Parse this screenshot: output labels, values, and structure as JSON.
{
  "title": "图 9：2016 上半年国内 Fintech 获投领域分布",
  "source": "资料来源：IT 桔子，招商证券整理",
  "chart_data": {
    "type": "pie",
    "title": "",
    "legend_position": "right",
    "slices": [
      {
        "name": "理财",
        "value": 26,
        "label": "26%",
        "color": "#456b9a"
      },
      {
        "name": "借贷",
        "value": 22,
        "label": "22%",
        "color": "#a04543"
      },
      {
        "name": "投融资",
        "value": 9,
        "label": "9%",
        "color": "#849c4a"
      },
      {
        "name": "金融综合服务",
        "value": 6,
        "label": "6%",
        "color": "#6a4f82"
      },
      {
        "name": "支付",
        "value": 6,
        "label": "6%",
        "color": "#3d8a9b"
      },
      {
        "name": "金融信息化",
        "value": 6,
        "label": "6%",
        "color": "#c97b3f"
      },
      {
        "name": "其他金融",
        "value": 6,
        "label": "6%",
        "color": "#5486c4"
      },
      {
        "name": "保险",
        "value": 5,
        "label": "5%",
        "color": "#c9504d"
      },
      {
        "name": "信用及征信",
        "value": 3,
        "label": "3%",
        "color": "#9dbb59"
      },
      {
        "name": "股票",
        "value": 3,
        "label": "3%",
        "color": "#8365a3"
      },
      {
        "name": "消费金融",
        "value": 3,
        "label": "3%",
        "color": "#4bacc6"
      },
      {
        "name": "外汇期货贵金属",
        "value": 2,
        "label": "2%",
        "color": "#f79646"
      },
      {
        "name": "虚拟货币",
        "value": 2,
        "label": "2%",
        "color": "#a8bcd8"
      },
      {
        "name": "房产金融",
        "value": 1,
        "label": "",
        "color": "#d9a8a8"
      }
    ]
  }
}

++++++++++++++++++++

Task goal =
Copy out all the entries shown above, character for character.

Exercise response =
Parse this screenshot: output labels, values, and structure as JSON.
{
  "title": "图 9：2016 上半年国内 Fintech 获投领域分布",
  "source": "资料来源：IT 桔子，招商证券整理",
  "chart_data": {
    "type": "pie",
    "title": "",
    "legend_position": "right",
    "slices": [
      {
        "name": "理财",
        "value": 26,
        "label": "26%",
        "color": "#456b9a"
      },
      {
        "name": "借贷",
        "value": 22,
        "label": "22%",
        "color": "#a04543"
      },
      {
        "name": "投融资",
        "value": 9,
        "label": "9%",
        "color": "#849c4a"
      },
      {
        "name": "金融综合服务",
        "value": 6,
        "label": "6%",
        "color": "#6a4f82"
      },
      {
        "name": "支付",
        "value": 6,
        "label": "6%",
        "color": "#3d8a9b"
      },
      {
        "name": "金融信息化",
        "value": 6,
        "label": "6%",
        "color": "#c97b3f"
      },
      {
        "name": "其他金融",
        "value": 6,
        "label": "6%",
        "color": "#5486c4"
      },
      {
        "name": "保险",
        "value": 5,
        "label": "5%",
        "color": "#c9504d"
      },
      {
        "name": "信用及征信",
        "value": 3,
        "label": "3%",
        "color": "#9dbb59"
      },
      {
        "name": "股票",
        "value": 3,
        "label": "3%",
        "color": "#8365a3"
      },
      {
        "name": "消费金融",
        "value": 3,
        "label": "3%",
        "color": "#4bacc6"
      },
      {
        "name": "外汇期货贵金属",
        "value": 2,
        "label": "2%",
        "color": "#f79646"
      },
      {
        "name": "虚拟货币",
        "value": 2,
        "label": "2%",
        "color": "#a8bcd8"
      },
      {
        "name": "房产金融",
        "value": 1,
        "label": "",
        "color": "#d9a8a8"
      }
    ]
  }
}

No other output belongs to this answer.